- BRIEF: Leave out the pictures and copy every record exactly.

- INFORMATION SHOWN:
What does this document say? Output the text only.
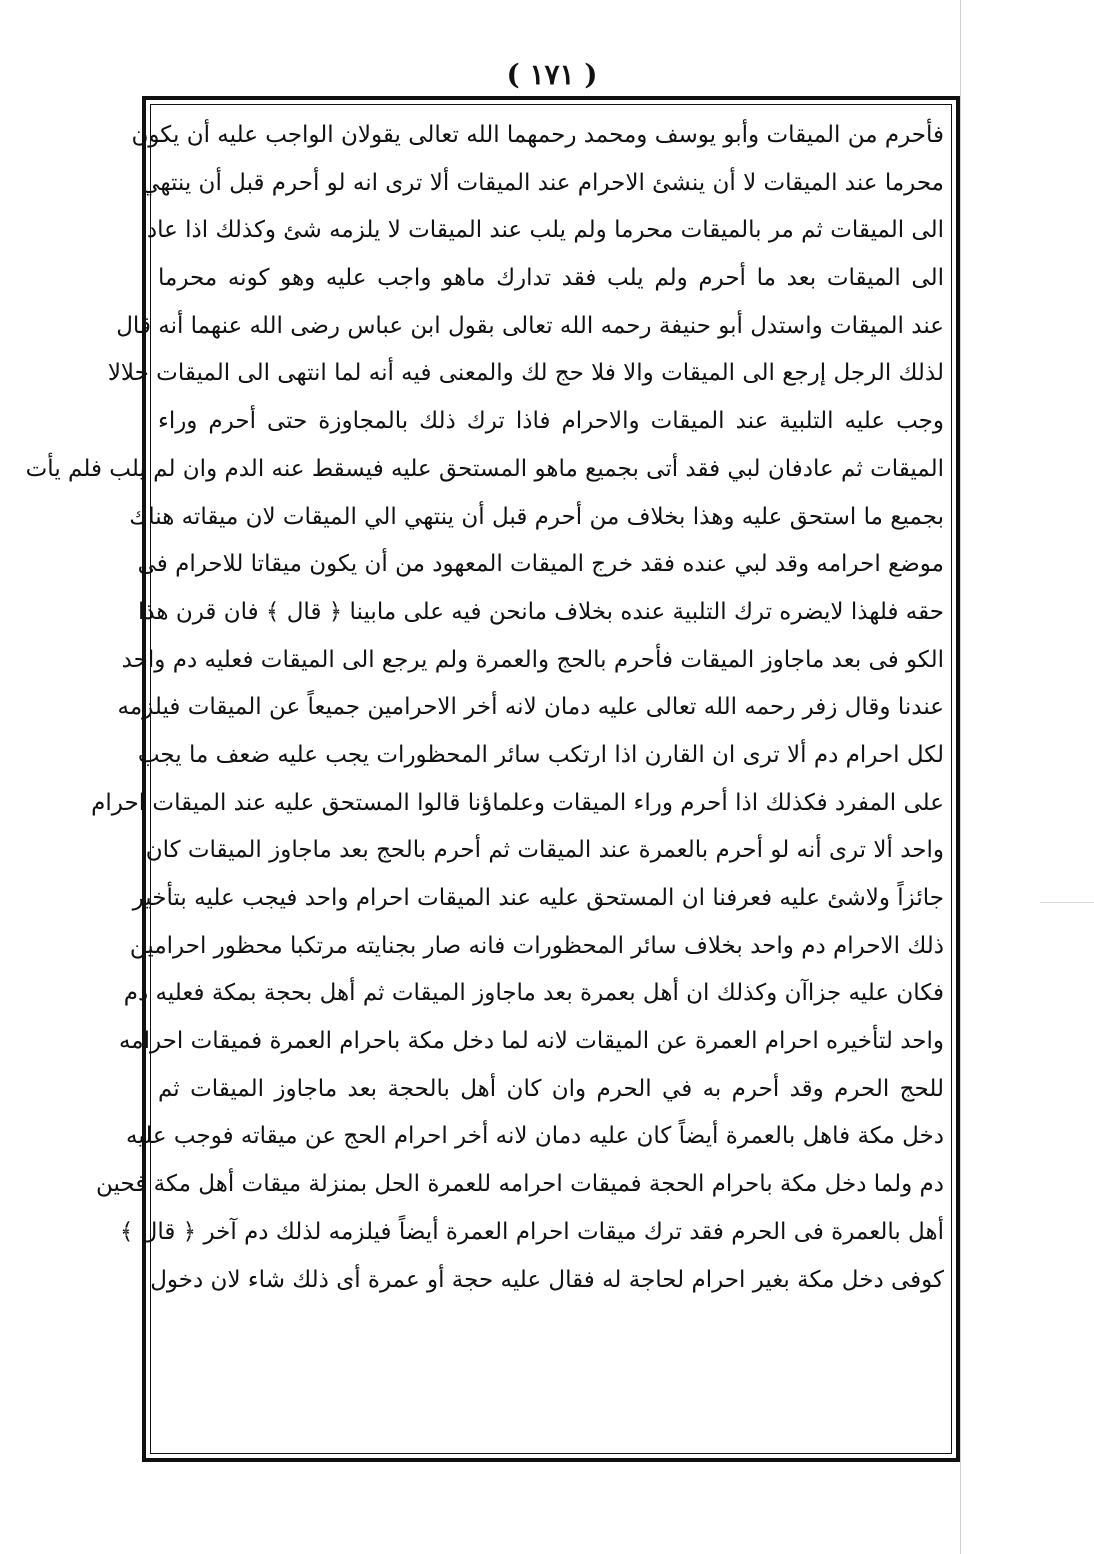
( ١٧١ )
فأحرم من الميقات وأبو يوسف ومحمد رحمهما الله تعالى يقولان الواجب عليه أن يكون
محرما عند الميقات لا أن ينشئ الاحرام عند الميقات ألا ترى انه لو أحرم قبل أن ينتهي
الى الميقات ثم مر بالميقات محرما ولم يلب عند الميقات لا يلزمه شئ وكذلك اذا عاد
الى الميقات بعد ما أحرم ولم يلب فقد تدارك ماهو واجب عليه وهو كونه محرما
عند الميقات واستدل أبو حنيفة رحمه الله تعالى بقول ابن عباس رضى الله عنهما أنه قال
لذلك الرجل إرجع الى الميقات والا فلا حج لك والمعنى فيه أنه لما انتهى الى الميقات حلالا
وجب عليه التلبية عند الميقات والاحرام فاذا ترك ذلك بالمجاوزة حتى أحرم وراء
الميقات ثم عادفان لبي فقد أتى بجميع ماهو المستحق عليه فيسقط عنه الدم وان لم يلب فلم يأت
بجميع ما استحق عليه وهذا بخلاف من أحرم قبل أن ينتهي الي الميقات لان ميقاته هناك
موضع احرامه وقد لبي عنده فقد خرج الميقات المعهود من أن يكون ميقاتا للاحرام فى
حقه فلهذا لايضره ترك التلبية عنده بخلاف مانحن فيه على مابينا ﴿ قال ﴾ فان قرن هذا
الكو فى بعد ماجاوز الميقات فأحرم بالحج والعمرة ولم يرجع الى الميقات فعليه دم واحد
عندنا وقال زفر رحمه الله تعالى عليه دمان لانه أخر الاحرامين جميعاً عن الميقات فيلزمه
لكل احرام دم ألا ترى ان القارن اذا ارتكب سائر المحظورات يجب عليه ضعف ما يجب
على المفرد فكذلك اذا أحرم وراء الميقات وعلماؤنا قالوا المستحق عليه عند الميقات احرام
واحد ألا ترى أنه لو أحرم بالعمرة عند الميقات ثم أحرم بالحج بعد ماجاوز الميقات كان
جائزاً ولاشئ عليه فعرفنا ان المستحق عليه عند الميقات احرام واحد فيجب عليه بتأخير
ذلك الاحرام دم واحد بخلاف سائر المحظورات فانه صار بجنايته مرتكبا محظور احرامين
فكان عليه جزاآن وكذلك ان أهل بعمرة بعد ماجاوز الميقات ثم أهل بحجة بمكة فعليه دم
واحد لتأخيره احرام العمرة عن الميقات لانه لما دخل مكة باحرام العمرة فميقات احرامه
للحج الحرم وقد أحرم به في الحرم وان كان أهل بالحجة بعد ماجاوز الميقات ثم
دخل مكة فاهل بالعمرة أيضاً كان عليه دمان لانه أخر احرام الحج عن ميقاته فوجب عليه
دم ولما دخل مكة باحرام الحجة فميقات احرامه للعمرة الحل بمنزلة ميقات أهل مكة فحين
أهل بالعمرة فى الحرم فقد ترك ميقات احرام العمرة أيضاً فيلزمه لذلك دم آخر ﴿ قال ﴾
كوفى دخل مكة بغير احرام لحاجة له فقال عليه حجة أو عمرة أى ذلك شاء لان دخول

- TASK RESULT:
What does this document say? Output the text only.
( ١٧١ )
فأحرم من الميقات وأبو يوسف ومحمد رحمهما الله تعالى يقولان الواجب عليه أن يكون
محرما عند الميقات لا أن ينشئ الاحرام عند الميقات ألا ترى انه لو أحرم قبل أن ينتهي
الى الميقات ثم مر بالميقات محرما ولم يلب عند الميقات لا يلزمه شئ وكذلك اذا عاد
الى الميقات بعد ما أحرم ولم يلب فقد تدارك ماهو واجب عليه وهو كونه محرما
عند الميقات واستدل أبو حنيفة رحمه الله تعالى بقول ابن عباس رضى الله عنهما أنه قال
لذلك الرجل إرجع الى الميقات والا فلا حج لك والمعنى فيه أنه لما انتهى الى الميقات حلالا
وجب عليه التلبية عند الميقات والاحرام فاذا ترك ذلك بالمجاوزة حتى أحرم وراء
الميقات ثم عادفان لبي فقد أتى بجميع ماهو المستحق عليه فيسقط عنه الدم وان لم يلب فلم يأت
بجميع ما استحق عليه وهذا بخلاف من أحرم قبل أن ينتهي الي الميقات لان ميقاته هناك
موضع احرامه وقد لبي عنده فقد خرج الميقات المعهود من أن يكون ميقاتا للاحرام فى
حقه فلهذا لايضره ترك التلبية عنده بخلاف مانحن فيه على مابينا ﴿ قال ﴾ فان قرن هذا
الكو فى بعد ماجاوز الميقات فأحرم بالحج والعمرة ولم يرجع الى الميقات فعليه دم واحد
عندنا وقال زفر رحمه الله تعالى عليه دمان لانه أخر الاحرامين جميعاً عن الميقات فيلزمه
لكل احرام دم ألا ترى ان القارن اذا ارتكب سائر المحظورات يجب عليه ضعف ما يجب
على المفرد فكذلك اذا أحرم وراء الميقات وعلماؤنا قالوا المستحق عليه عند الميقات احرام
واحد ألا ترى أنه لو أحرم بالعمرة عند الميقات ثم أحرم بالحج بعد ماجاوز الميقات كان
جائزاً ولاشئ عليه فعرفنا ان المستحق عليه عند الميقات احرام واحد فيجب عليه بتأخير
ذلك الاحرام دم واحد بخلاف سائر المحظورات فانه صار بجنايته مرتكبا محظور احرامين
فكان عليه جزاآن وكذلك ان أهل بعمرة بعد ماجاوز الميقات ثم أهل بحجة بمكة فعليه دم
واحد لتأخيره احرام العمرة عن الميقات لانه لما دخل مكة باحرام العمرة فميقات احرامه
للحج الحرم وقد أحرم به في الحرم وان كان أهل بالحجة بعد ماجاوز الميقات ثم
دخل مكة فاهل بالعمرة أيضاً كان عليه دمان لانه أخر احرام الحج عن ميقاته فوجب عليه
دم ولما دخل مكة باحرام الحجة فميقات احرامه للعمرة الحل بمنزلة ميقات أهل مكة فحين
أهل بالعمرة فى الحرم فقد ترك ميقات احرام العمرة أيضاً فيلزمه لذلك دم آخر ﴿ قال ﴾
كوفى دخل مكة بغير احرام لحاجة له فقال عليه حجة أو عمرة أى ذلك شاء لان دخول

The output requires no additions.